:: READING TEXT ::
--------

Hewlett-Packard is calling in Microsoft, Red Hat and Novell to help it cherry-pick customers from Sun Microsystems.
HP officials said on 15 Dec. that the operating system vendors are bringing service offerings, incentives and training programs designed to make it easier for Sun customers to migrate to HP.
The partnerships are the latest steps by HP to grab customers from Sun, which has been struggling for years and currently is the target of a buyout by Oracle. The uncertainty surrounding Oracle’s proposed $7.4 billion acquisition—the companies currently are awaiting the OK from European regulators to go through with the deal, and some Sun customers are unsure of the future of Sun’s hardware once it gets absorbed by Oracle—is making HP an even more attractive alternative, according to officials there.
Bob Gill, managing director of server research for TheInfoPro, said that Sun customers seem to fall into two different camps. Half of them are happy about the Oracle relationship, believing that the software giant will give their SPARC/Solaris deployments the support they need.
“The other half are aghast,” worried that the investments they’ve made in their environments are on the way out, Gill said in an interview.
HP introduced its Sun Complete Care program on 16 July, the same day that Sun shareholders voted to approve the Oracle acquisition. The program is a collection of products, services, support plans and financial incentives designed to make it easier for Sun customers to migrate to HP’s ProLiant, BladeSystem or Itanium-based Integrity servers.
Those servers can run a variety of operating systems, including Microsoft Windows, Novell’s SUSE Linux Enterprise Server, Red Hat Enterprise Linux or HP’s own HP-UX 11i Unix OS. They also can run Sun’s Solaris operating system.
Over the 12 months that ended on 31 Oct, more than 350 Sun customers have shifted to HP, thanks in large part of the Complete Care program, according to company officials.

--------

:: EXERCISE GOAL ::
Continue the article on HP's push to win over Sun Microsystems customers, starting after its last sentence.

--------

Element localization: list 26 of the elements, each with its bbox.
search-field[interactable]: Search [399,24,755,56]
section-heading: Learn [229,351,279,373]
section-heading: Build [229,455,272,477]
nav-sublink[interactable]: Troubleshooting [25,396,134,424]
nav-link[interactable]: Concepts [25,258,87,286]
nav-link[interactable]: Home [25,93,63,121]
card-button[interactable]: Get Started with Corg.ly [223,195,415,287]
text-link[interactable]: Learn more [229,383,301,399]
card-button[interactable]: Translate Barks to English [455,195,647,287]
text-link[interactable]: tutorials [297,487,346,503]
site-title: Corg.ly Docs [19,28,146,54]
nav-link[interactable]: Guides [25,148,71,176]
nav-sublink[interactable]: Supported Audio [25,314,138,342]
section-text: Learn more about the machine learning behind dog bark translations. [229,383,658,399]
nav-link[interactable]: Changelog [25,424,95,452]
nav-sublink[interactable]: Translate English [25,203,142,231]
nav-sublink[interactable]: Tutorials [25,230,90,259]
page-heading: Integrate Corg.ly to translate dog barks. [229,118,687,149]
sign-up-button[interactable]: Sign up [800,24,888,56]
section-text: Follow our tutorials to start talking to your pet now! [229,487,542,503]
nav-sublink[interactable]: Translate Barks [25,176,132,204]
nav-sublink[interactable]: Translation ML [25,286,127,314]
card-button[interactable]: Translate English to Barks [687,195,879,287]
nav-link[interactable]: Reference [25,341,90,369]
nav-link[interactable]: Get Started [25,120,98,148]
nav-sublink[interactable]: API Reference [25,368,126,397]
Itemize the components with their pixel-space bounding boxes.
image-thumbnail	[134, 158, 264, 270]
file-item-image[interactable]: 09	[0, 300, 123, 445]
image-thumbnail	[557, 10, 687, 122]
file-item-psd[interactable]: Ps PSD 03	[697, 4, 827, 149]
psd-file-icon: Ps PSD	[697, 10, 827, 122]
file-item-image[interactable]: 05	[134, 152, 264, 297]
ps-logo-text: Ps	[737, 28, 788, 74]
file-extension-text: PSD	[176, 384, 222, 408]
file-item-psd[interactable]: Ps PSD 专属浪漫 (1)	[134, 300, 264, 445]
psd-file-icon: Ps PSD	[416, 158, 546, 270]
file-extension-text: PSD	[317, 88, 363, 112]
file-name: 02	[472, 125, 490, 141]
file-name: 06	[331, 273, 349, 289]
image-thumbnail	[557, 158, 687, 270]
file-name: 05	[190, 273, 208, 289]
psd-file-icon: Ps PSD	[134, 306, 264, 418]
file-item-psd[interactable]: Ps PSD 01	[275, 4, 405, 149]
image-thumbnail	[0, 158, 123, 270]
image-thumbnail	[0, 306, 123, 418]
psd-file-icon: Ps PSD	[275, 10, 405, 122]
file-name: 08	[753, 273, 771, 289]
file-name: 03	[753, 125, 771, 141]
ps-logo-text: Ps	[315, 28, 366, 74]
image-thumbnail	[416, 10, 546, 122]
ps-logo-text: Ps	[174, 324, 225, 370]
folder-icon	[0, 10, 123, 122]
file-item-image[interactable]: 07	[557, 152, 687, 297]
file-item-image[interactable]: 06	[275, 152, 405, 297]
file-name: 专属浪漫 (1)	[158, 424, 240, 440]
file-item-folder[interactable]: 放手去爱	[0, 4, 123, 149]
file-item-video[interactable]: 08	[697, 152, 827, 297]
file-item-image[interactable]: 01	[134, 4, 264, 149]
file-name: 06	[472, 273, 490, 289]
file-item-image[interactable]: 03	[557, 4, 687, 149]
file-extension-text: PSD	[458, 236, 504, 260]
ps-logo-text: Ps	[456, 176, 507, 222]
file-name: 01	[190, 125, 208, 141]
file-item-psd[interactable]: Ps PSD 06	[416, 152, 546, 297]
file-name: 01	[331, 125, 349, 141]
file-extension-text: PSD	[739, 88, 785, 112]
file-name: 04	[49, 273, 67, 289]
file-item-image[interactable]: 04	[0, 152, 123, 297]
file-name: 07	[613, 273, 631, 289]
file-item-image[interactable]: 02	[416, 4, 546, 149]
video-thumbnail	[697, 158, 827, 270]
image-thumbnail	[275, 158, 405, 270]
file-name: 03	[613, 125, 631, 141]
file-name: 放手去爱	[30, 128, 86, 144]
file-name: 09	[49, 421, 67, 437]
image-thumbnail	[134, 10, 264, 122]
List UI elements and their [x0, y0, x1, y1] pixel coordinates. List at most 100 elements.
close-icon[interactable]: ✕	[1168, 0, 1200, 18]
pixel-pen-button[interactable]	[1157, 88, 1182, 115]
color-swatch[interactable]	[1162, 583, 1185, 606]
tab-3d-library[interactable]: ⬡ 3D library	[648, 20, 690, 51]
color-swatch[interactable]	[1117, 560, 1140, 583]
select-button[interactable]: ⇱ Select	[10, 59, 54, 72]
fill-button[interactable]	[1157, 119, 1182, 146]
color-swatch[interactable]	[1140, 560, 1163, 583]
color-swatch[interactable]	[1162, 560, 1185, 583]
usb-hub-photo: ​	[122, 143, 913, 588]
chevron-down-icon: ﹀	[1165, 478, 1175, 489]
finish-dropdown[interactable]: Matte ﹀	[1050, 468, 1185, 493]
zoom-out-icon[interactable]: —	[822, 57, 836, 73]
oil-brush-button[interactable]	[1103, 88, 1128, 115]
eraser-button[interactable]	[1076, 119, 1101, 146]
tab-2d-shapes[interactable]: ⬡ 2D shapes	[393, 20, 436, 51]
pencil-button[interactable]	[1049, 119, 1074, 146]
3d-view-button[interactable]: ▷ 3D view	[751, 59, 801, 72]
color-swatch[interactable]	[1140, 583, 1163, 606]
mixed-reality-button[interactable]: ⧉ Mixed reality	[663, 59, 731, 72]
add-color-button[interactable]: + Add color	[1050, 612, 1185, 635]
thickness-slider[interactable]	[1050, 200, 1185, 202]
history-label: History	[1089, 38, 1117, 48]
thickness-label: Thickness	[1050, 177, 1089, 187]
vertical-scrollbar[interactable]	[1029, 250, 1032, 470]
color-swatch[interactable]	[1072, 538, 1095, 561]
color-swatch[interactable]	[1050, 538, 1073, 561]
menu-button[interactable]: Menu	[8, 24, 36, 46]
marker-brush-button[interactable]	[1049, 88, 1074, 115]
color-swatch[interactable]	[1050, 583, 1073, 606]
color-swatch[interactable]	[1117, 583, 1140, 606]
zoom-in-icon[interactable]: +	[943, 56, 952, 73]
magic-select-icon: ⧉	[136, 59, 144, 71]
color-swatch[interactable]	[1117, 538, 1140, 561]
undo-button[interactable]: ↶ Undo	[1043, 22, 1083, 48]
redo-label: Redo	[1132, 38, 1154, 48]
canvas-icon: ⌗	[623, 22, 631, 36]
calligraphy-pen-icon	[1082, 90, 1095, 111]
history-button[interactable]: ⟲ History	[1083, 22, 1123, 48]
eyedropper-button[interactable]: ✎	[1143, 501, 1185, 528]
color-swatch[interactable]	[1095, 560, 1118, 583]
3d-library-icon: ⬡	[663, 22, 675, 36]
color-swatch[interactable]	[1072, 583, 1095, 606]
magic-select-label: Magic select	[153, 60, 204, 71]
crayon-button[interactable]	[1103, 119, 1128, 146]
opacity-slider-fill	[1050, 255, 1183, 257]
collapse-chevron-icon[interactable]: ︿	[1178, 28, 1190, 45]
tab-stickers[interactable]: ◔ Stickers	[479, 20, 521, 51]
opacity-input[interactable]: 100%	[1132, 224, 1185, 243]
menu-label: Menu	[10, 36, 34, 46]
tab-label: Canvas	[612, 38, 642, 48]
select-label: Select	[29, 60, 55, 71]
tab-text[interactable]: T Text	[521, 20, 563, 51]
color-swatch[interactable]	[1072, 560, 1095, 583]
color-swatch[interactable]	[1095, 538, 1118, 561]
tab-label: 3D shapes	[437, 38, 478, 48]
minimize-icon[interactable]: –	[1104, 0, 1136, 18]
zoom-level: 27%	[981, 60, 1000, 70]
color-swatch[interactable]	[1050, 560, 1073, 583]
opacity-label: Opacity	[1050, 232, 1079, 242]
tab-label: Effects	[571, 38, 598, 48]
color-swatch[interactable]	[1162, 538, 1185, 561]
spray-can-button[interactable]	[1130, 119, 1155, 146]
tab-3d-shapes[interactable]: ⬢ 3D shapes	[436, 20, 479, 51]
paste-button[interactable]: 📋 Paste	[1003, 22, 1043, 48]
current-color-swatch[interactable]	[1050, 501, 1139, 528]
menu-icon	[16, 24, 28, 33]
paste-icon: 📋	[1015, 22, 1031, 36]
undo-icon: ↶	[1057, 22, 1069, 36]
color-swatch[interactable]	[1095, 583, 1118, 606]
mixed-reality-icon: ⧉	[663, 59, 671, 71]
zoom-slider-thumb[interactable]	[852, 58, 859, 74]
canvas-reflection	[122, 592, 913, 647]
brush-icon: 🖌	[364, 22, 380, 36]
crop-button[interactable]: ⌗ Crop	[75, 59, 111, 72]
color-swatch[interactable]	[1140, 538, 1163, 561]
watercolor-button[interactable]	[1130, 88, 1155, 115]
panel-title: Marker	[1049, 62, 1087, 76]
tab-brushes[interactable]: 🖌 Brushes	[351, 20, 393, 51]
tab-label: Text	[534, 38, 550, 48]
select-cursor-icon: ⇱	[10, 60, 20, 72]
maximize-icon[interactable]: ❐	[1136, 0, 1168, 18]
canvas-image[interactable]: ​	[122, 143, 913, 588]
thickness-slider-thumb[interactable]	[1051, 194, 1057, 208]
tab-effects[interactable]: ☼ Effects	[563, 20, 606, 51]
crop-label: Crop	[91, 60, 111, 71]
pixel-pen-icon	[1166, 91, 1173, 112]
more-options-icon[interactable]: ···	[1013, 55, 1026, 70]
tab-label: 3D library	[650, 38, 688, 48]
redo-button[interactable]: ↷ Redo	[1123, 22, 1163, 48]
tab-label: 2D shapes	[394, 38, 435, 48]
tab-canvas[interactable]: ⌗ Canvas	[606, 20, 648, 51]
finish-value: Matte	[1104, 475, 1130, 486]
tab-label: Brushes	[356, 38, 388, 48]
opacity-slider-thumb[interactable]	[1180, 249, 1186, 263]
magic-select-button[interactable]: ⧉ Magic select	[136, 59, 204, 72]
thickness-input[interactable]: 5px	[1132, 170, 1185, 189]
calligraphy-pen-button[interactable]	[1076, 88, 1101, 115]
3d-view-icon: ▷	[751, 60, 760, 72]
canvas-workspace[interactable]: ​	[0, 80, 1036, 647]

--------

:: TASK RESPONSE ::
The Complete Care program includes everything from proof-of-concepts to initial assessments and application migration services. Through the new partnerships, HP can now offer Sun customers a 50 percent discount on SUSE Linux Enterprise Fundamentals on-demand training, up to 25 percent off Red Hat Global training, and support from Microsoft’s Migration Competency Center in France, which offers assessment and proof-of-concept services for Sun customers.
HP is not the only OEM looking to lure away Sun customers. IBM in November sharply cut memory prices on their Power servers, trying to give customers of both Sun and HP another reason to make the jump to Big Blue. IBM officials not only spoke about the uncertainty surrounding Sun’s future, but also the delays that have haunted Intel’s high-end Itanium chip, which is primarily found in HP’s Integrity servers.
Sun saw significant growth in the 1990s as the Internet came into play, but its fortunes turned after the dot-com bust earlier this decade.
However, Oracle CEO Larry Ellison has been vocal about his intentions of not only keeping Sun’s hardware business—including Sun’s SPARC processor—but increasing investments in it. Ellison has taken to tweaking IBM about the upcoming competition a combined Oracle and Sun will pose to Big Blue.